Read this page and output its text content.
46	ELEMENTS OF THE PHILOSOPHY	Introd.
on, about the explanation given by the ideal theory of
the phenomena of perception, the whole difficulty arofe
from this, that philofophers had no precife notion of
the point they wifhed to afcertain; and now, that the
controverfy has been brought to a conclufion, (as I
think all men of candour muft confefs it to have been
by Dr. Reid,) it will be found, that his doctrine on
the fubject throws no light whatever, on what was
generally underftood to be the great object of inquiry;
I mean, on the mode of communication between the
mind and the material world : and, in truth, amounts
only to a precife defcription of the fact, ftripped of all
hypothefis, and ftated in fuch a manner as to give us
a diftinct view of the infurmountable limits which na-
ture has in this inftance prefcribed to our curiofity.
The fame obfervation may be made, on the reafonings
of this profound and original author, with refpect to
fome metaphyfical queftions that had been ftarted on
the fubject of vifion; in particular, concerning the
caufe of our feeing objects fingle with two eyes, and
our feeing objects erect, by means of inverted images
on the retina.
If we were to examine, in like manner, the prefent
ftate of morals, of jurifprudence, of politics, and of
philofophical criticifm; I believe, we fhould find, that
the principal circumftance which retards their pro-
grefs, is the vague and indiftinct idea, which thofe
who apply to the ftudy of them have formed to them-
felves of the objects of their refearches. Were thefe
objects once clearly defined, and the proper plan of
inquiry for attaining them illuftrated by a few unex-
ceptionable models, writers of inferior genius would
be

- **Task to carry out**: Pull out each line holding the string "feeing".

- **Worked answer**:
caufe of our feeing objects fingle with two eyes, and
our feeing objects erect, by means of inverted images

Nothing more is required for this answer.